*Objective*
The exercise asks for every line of the data to be reproduced exactly.

::::::

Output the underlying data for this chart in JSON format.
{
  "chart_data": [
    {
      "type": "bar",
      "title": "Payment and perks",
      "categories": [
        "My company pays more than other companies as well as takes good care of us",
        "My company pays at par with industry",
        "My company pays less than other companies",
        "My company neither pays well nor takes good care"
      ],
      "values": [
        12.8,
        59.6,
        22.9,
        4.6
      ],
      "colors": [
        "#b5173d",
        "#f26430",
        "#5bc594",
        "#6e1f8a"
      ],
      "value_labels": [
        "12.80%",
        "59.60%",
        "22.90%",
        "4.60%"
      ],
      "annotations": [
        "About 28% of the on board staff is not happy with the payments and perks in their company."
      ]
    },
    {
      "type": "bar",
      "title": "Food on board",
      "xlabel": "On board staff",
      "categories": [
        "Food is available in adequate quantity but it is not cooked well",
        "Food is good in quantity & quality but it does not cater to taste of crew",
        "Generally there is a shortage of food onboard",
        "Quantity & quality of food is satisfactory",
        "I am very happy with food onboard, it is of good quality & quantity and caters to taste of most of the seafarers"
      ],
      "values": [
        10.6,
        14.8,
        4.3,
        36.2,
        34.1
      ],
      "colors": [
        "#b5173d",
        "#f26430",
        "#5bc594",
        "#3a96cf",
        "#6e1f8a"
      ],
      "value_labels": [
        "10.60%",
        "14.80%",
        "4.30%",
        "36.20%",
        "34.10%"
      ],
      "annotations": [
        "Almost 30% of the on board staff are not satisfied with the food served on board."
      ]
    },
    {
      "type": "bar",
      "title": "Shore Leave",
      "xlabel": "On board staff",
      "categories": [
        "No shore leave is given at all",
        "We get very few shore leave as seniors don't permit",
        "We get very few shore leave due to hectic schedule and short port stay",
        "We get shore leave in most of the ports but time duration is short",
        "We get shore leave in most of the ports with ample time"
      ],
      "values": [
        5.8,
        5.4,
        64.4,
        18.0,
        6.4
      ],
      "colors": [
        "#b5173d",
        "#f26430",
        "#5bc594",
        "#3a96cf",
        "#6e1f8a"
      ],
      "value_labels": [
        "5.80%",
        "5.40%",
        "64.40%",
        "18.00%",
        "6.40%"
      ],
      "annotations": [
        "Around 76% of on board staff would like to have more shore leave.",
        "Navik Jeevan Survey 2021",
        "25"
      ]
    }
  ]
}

::::::

*Full answer*
Output the underlying data for this chart in JSON format.
{
  "chart_data": [
    {
      "type": "bar",
      "title": "Payment and perks",
      "categories": [
        "My company pays more than other companies as well as takes good care of us",
        "My company pays at par with industry",
        "My company pays less than other companies",
        "My company neither pays well nor takes good care"
      ],
      "values": [
        12.8,
        59.6,
        22.9,
        4.6
      ],
      "colors": [
        "#b5173d",
        "#f26430",
        "#5bc594",
        "#6e1f8a"
      ],
      "value_labels": [
        "12.80%",
        "59.60%",
        "22.90%",
        "4.60%"
      ],
      "annotations": [
        "About 28% of the on board staff is not happy with the payments and perks in their company."
      ]
    },
    {
      "type": "bar",
      "title": "Food on board",
      "xlabel": "On board staff",
      "categories": [
        "Food is available in adequate quantity but it is not cooked well",
        "Food is good in quantity & quality but it does not cater to taste of crew",
        "Generally there is a shortage of food onboard",
        "Quantity & quality of food is satisfactory",
        "I am very happy with food onboard, it is of good quality & quantity and caters to taste of most of the seafarers"
      ],
      "values": [
        10.6,
        14.8,
        4.3,
        36.2,
        34.1
      ],
      "colors": [
        "#b5173d",
        "#f26430",
        "#5bc594",
        "#3a96cf",
        "#6e1f8a"
      ],
      "value_labels": [
        "10.60%",
        "14.80%",
        "4.30%",
        "36.20%",
        "34.10%"
      ],
      "annotations": [
        "Almost 30% of the on board staff are not satisfied with the food served on board."
      ]
    },
    {
      "type": "bar",
      "title": "Shore Leave",
      "xlabel": "On board staff",
      "categories": [
        "No shore leave is given at all",
        "We get very few shore leave as seniors don't permit",
        "We get very few shore leave due to hectic schedule and short port stay",
        "We get shore leave in most of the ports but time duration is short",
        "We get shore leave in most of the ports with ample time"
      ],
      "values": [
        5.8,
        5.4,
        64.4,
        18.0,
        6.4
      ],
      "colors": [
        "#b5173d",
        "#f26430",
        "#5bc594",
        "#3a96cf",
        "#6e1f8a"
      ],
      "value_labels": [
        "5.80%",
        "5.40%",
        "64.40%",
        "18.00%",
        "6.40%"
      ],
      "annotations": [
        "Around 76% of on board staff would like to have more shore leave.",
        "Navik Jeevan Survey 2021",
        "25"
      ]
    }
  ]
}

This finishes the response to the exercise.